ESERCIZI:
1) Secondo l'articolo sul lavoro a tempo determinato, che valore ha raggiunto nel 2017 la variazione netta dei rapporti a termine?
2) Indica se le affermazioni seguenti concordano con l'articolo sul lavoro a tempo determinato, rispondendo sì o no e citando le parole decisive: (a) l'indagine è stata condotta dalla Fondazione di Vittorio-Cgil; (b) la riforma dell'articolo 18 è stata introdotta con il Jobs Act; (c) nel 2015 le assunzioni con contratti a termine part-time sono state 2 milioni.
3) Prosegui l'articolo sul lavoro a tempo determinato a partire dal punto in cui si interrompe.

TESTO PROPOSTO:
============================================================

IMPIEGATI SEMPRE PIÙ A TEMPO DETERMINATO: 4,5 MILIONI DI LAVORATORI IN AREA DISAGIO

DI PATRIZIA ING. LASSANDRO

Stando a un’indagine effettuata dalla Fondazione di Vittorio-Cgil, il numero degli occupati in Italia si attesta quasi ai livelli pre-crisi e diminuiscono drasticamente le ore lavorative. Aumentano gli impieghi a tempo determinato o a orario ridotto, non per propria scelta ma per mancanza di alternative valide. Questi dati dimostrano, altresì, che la qualità del lavoro è in ascesa. Il quadro prospettato dall’indagine, risulta essere molto più preoccupante rispetto ai dati promulgati dall’Istat mensilmente.
Dal 2008 ad oggi, il numero degli occupati sta ritornando ai livelli di dieci anni fa ossia pari a -1,2%; quello delle ore effettivamente lavorate è in ascesa, pari a -5,8%. Sostanzialmente non sono molte le persone che lavorano in più rispetto ai tempi pre crisi e aumentano i contratti a tempo determinato e part-time.
Una tra le motivazioni che hanno generato questo stato di crisi è la fine gli incentivi. Le imprese hanno evitato di stipulare contratti a tempo indeterminato, depotenziati grazie alla riforma dell’articolo 18 introdotta con il Jobs Act.
I dati divulgati dall’Inps, descrivono dettagliatamente questa inversione di tendenza. La variazione netta totale dei rapporti di lavoro a tempo indeterminato, cioè attivazioni meno cessazioni, tra gennaio e dicembre è passata da +887 mila del 2015 a -117 mila del 2017; allo stesso tempo, la variazione netta dei rapporti a termine, negativa nel 2015 (-216 mila) è tornata positiva nel 2016 (+248 mila) ed è arrivata nel 2017 a +537 mila. La nuova occupazione a termine, pertanto, è sempre più part-time. Circa la metà dell’incremento delle assunzioni a termine registrato tra il 2015 e il 2017 (+1 milione 349 mila), infatti, è imputabile a rapporti a tempo parziale (+689 mila): nel 2015 le assunzioni con contratti a termine part-time sono state 1 milione 248 mila e nel 2017 sono salite a 1 milione 937 mila (+55,2%).

============================================================

DATI FORNITI:
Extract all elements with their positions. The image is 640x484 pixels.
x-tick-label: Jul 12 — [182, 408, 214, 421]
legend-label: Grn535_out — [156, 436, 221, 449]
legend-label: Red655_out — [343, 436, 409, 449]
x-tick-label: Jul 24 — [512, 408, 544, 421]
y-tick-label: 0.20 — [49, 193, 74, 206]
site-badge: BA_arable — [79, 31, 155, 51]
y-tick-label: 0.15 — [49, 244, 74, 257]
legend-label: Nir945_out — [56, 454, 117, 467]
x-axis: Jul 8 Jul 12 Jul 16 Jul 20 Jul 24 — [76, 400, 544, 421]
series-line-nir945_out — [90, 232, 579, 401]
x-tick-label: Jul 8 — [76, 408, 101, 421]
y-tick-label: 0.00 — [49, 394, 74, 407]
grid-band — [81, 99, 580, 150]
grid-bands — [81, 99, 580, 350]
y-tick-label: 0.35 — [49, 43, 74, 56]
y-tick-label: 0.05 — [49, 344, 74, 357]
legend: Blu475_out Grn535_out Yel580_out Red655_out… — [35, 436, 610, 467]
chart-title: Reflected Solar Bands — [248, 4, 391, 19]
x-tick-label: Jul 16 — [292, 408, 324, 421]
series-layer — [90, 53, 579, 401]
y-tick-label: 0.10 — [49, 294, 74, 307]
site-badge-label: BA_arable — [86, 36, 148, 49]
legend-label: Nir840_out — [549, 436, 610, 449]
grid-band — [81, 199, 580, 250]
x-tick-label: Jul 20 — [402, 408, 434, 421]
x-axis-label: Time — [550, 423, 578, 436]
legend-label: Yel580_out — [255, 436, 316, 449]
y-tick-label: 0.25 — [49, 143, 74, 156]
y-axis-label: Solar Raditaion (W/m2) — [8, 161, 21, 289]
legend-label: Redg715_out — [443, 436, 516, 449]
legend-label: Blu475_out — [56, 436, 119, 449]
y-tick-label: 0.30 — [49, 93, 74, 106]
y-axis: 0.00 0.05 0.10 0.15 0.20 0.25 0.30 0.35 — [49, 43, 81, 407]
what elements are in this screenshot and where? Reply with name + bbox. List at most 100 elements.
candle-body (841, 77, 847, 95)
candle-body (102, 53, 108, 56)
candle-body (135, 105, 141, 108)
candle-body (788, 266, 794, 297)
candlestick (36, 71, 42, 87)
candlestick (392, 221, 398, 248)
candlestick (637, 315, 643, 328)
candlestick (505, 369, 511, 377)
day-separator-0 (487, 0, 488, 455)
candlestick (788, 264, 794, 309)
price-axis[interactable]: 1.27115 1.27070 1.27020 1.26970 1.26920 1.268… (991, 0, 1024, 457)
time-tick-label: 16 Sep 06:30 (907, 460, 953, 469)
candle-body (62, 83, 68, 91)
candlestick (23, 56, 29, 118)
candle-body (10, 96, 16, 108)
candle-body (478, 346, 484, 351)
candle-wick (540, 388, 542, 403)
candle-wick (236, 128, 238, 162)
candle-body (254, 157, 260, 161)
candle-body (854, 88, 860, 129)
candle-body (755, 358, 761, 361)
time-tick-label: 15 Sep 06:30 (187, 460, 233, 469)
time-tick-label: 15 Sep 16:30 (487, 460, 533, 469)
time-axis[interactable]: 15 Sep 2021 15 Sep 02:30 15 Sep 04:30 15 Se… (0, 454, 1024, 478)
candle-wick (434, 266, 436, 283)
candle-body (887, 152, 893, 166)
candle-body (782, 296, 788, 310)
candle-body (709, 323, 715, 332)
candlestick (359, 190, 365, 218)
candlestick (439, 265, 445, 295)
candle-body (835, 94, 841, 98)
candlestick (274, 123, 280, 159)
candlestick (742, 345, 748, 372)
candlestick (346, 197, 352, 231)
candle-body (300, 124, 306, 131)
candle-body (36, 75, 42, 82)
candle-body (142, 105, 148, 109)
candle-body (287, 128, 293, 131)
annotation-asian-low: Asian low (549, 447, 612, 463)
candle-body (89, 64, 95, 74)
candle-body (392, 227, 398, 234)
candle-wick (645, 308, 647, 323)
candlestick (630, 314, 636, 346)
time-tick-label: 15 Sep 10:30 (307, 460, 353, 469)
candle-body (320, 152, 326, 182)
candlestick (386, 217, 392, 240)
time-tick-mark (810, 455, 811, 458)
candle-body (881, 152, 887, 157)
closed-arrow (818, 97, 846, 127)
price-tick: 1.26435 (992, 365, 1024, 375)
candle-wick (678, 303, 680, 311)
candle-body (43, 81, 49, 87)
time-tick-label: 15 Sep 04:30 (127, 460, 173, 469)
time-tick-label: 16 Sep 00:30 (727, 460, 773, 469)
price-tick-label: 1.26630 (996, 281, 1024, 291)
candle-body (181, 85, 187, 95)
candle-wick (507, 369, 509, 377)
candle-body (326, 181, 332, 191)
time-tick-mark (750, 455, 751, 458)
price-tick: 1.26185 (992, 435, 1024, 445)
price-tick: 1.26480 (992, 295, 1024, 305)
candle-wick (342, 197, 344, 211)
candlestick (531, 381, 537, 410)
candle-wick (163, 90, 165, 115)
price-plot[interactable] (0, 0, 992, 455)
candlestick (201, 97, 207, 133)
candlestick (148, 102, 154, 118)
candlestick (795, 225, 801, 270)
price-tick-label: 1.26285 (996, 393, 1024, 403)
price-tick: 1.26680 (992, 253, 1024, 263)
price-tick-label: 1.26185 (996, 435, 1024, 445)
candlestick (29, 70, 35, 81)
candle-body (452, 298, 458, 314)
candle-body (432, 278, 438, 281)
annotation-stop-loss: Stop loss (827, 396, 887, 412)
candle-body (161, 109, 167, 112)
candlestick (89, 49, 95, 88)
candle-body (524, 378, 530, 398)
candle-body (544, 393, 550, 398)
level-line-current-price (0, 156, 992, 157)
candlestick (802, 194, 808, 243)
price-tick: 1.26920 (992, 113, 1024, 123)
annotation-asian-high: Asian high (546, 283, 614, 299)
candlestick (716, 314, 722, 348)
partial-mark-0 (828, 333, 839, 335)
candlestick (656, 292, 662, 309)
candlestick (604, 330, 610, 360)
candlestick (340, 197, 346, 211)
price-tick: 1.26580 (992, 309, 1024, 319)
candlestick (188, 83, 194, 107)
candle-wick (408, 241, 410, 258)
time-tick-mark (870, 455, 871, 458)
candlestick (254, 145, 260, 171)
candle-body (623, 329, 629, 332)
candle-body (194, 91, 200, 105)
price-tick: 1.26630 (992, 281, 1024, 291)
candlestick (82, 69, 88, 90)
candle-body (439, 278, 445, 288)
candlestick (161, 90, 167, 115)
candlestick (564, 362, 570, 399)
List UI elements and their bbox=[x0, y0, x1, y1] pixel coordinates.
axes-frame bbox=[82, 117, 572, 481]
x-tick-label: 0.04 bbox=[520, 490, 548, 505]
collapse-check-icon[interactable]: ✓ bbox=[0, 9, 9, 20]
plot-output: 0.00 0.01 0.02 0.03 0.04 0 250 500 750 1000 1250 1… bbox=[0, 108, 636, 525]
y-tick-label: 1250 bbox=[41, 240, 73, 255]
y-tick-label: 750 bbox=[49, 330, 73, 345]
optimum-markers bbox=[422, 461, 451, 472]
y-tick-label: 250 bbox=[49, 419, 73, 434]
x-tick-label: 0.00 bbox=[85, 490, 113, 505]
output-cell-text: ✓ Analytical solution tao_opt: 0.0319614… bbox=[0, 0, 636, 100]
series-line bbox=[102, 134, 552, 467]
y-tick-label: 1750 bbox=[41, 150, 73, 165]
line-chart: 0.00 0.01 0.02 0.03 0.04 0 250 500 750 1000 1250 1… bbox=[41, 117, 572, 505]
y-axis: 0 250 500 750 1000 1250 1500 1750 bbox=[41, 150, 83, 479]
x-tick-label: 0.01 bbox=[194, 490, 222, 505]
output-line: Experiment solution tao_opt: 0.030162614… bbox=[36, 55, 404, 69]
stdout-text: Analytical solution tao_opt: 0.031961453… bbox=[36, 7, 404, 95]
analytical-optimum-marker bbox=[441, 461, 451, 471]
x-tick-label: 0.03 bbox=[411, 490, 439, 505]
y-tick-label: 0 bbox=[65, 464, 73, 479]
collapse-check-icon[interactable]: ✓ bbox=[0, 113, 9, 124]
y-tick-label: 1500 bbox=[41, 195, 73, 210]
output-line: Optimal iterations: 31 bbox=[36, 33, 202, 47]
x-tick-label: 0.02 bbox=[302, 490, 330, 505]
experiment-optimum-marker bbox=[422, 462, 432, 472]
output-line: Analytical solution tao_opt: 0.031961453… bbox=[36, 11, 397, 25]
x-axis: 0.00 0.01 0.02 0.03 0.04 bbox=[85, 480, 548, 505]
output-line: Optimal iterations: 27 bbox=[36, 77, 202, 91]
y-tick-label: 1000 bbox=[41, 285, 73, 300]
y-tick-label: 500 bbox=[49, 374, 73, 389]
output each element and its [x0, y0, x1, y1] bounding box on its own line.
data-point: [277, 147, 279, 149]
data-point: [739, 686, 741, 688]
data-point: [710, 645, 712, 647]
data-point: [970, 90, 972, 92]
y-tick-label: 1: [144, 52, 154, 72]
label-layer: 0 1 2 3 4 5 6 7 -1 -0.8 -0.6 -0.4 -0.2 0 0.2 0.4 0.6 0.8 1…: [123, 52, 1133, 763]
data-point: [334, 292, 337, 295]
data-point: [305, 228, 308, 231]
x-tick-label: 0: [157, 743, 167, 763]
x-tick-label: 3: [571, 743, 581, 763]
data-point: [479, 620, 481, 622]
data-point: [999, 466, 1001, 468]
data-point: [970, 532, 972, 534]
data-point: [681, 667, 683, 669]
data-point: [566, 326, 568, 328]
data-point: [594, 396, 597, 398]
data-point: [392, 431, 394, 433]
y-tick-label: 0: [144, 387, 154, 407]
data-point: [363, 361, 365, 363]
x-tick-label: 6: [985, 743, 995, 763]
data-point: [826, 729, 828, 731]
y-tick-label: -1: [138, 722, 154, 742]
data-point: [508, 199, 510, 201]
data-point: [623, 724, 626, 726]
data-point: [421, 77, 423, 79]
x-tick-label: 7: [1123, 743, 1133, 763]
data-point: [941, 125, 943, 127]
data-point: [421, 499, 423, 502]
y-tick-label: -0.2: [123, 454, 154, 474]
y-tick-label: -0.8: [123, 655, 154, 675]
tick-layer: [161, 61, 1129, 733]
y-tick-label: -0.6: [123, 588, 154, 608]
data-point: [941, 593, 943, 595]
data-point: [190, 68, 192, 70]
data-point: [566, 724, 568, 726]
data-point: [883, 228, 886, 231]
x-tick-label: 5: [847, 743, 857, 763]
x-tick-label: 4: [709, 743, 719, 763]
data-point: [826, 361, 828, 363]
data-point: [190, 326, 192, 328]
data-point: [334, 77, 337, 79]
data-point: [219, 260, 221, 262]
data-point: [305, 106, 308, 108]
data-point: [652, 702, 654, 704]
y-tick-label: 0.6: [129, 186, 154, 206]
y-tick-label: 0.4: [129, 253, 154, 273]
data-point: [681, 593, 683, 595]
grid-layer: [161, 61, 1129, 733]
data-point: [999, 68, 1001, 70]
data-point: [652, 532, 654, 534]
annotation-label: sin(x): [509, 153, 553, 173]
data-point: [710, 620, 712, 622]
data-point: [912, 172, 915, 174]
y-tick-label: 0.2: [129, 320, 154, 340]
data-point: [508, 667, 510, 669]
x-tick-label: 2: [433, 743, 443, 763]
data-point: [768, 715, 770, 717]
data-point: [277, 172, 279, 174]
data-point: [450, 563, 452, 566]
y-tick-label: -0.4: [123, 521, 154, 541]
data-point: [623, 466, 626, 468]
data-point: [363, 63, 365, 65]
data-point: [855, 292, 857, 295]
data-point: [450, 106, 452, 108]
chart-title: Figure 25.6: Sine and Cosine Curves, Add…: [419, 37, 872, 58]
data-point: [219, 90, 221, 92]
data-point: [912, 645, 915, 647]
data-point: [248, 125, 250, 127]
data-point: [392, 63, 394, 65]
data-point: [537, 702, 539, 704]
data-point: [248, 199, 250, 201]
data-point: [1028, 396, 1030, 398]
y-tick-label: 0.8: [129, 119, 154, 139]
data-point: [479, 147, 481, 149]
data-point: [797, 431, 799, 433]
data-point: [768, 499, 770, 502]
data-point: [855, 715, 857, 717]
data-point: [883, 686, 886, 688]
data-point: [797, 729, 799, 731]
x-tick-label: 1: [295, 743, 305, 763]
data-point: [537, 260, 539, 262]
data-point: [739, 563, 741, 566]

============================================================

SOLUZIONI:
1) +537 mila.

2)
(a) Sì: "Stando a un’indagine effettuata dalla Fondazione di Vittorio-Cgil".
(b) Sì: "depotenziati grazie alla riforma dell’articolo 18 introdotta con il Jobs Act".
(c) No: "nel 2015 le assunzioni con contratti a termine part-time sono state 1 milione 248 mila".

3)
Quasi tutti sono costretti ad accettare queste forme di contratto per necessità e non per propria scelta . L’indagine evidenzia come nel 2017 l’area del disagio, formata dagli occupati in età compresa tra 15 e 64 anni che svolgono un’attività di carattere temporaneo perché non hanno trovato un’occupazione stabile, in altre parole i cosiddetti temporanei involontari e, gli impegnati a tempo parziale perché non hanno trovato un’occupazione a tempo pieno ossia i part-time involontari, continua a crescere e nei primi nove mesi dell’anno raggiunge 4 milioni e 571 mila persone, di cui 2 milioni 784 mila temporanei involontari e 1 milione 787 mila part time involontari.
Rispetto ai primi nove mesi del 2013, l’aumento dell’area è stimato nell’ordine di +465 mila persone, pari a +10,2%. Il tasso di disagio, ossia il rapporto tra l’area del disagio e la totalità degli occupati in età 15-64 anni 4 è in sensibile aumento e nel 2017 si è attestato al 20,4%, dal 19,1% del 2013. La speranza è che chi di dovere si attivi quanto prima per invertire questa tendenza negativa che nuoce soprattutto ai giovani e sicuramente non è lo specchio di uno stato di benessere generale.